Short task: Omit the images, then print each record below exactly as it reads.

─── Given information ───

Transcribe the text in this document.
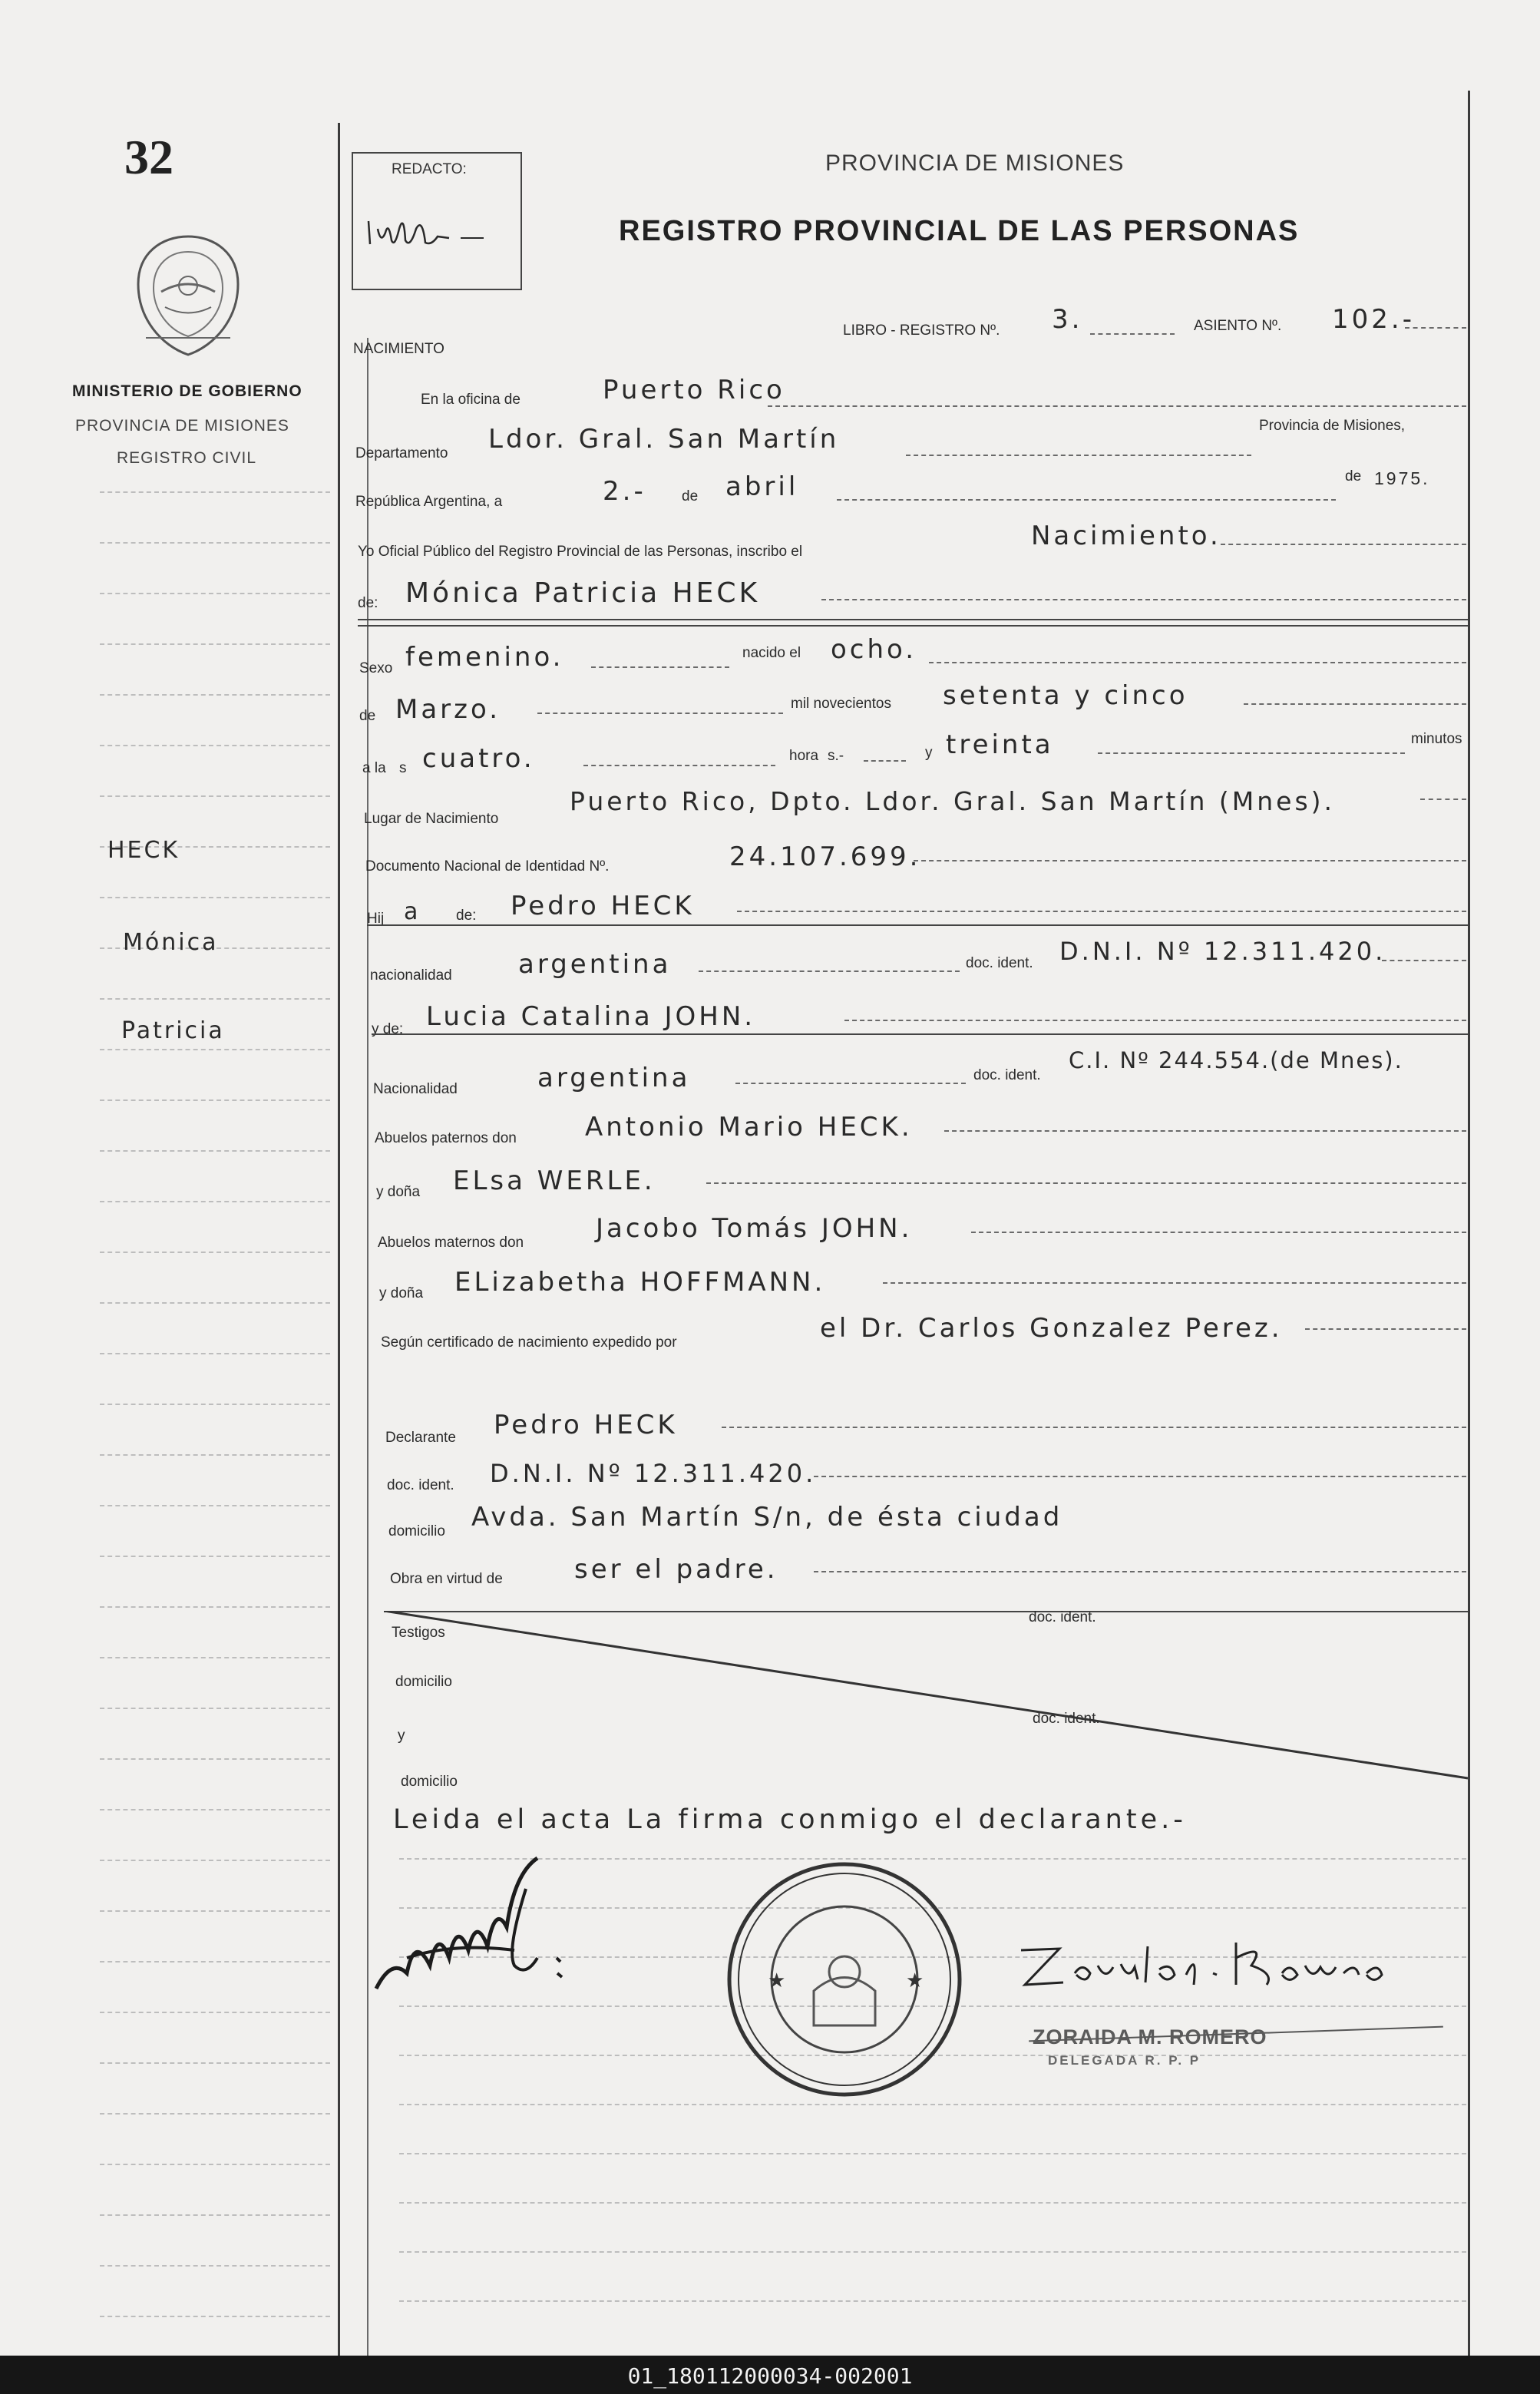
32
MINISTERIO DE GOBIERNO
PROVINCIA DE MISIONES
REGISTRO CIVIL
REDACTO:	PROVINCIA DE MISIONES
REGISTRO PROVINCIAL DE LAS PERSONAS
NACIMIENTO
LIBRO - REGISTRO Nº. 3.	ASIENTO Nº. 102.-
HECK
Mónica
Patricia
En la oficina de	Puerto Rico
Departamento Ldor. Gral. San Martín	Provincia de Misiones,
República Argentina, a	2.- de abril	de 1975.
Yo Oficial Público del Registro Provincial de las Personas, inscribo el
Nacimiento.
de: Mónica Patricia HECK
Sexo femenino.	nacido el ocho.
de Marzo.	mil novecientos setenta y cinco
a la s cuatro.	hora s.-	y treinta	minutos
Lugar de Nacimiento
Puerto Rico, Dpto. Ldor. Gral. San Martín (Mnes).
Documento Nacional de Identidad Nº.	24.107.699.
Hij a de: Pedro HECK
nacionalidad	argentina	doc. ident. D.N.I. Nº 12.311.420.
y de: Lucia Catalina JOHN.
Nacionalidad	argentina	doc. ident.
C.I. Nº 244.554.(de Mnes).
Abuelos paternos don	Antonio Mario HECK.
y doña ELsa WERLE.
Abuelos maternos don	Jacobo Tomás JOHN.
y doña ELizabetha HOFFMANN.
Según certificado de nacimiento expedido por	el Dr. Carlos Gonzalez Perez.
Declarante Pedro HECK
doc. ident. D.N.I. Nº 12.311.420.
domicilio Avda. San Martín S/n, de ésta ciudad
Obra en virtud de	ser el padre.
Testigos
doc. ident.
domicilio
y
doc. ident.
domicilio
Leida el acta La firma conmigo el declarante.-
★	★
ZORAIDA M. ROMERO
DELEGADA R. P. P
01_180112000034-002001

───

Written answer:
Transcribe the text in this document.
32
MINISTERIO DE GOBIERNO
PROVINCIA DE MISIONES
REGISTRO CIVIL
REDACTO:	PROVINCIA DE MISIONES
REGISTRO PROVINCIAL DE LAS PERSONAS
NACIMIENTO
LIBRO - REGISTRO Nº. 3.	ASIENTO Nº. 102.-
HECK
Mónica
Patricia
En la oficina de	Puerto Rico
Departamento Ldor. Gral. San Martín	Provincia de Misiones,
República Argentina, a	2.- de abril	de 1975.
Yo Oficial Público del Registro Provincial de las Personas, inscribo el
Nacimiento.
de: Mónica Patricia HECK
Sexo femenino.	nacido el ocho.
de Marzo.	mil novecientos setenta y cinco
a la s cuatro.	hora s.-	y treinta	minutos
Lugar de Nacimiento
Puerto Rico, Dpto. Ldor. Gral. San Martín (Mnes).
Documento Nacional de Identidad Nº.	24.107.699.
Hij a de: Pedro HECK
nacionalidad	argentina	doc. ident. D.N.I. Nº 12.311.420.
y de: Lucia Catalina JOHN.
Nacionalidad	argentina	doc. ident.
C.I. Nº 244.554.(de Mnes).
Abuelos paternos don	Antonio Mario HECK.
y doña ELsa WERLE.
Abuelos maternos don	Jacobo Tomás JOHN.
y doña ELizabetha HOFFMANN.
Según certificado de nacimiento expedido por	el Dr. Carlos Gonzalez Perez.
Declarante Pedro HECK
doc. ident. D.N.I. Nº 12.311.420.
domicilio Avda. San Martín S/n, de ésta ciudad
Obra en virtud de	ser el padre.
Testigos
doc. ident.
domicilio
y
doc. ident.
domicilio
Leida el acta La firma conmigo el declarante.-
★	★
ZORAIDA M. ROMERO
DELEGADA R. P. P
01_180112000034-002001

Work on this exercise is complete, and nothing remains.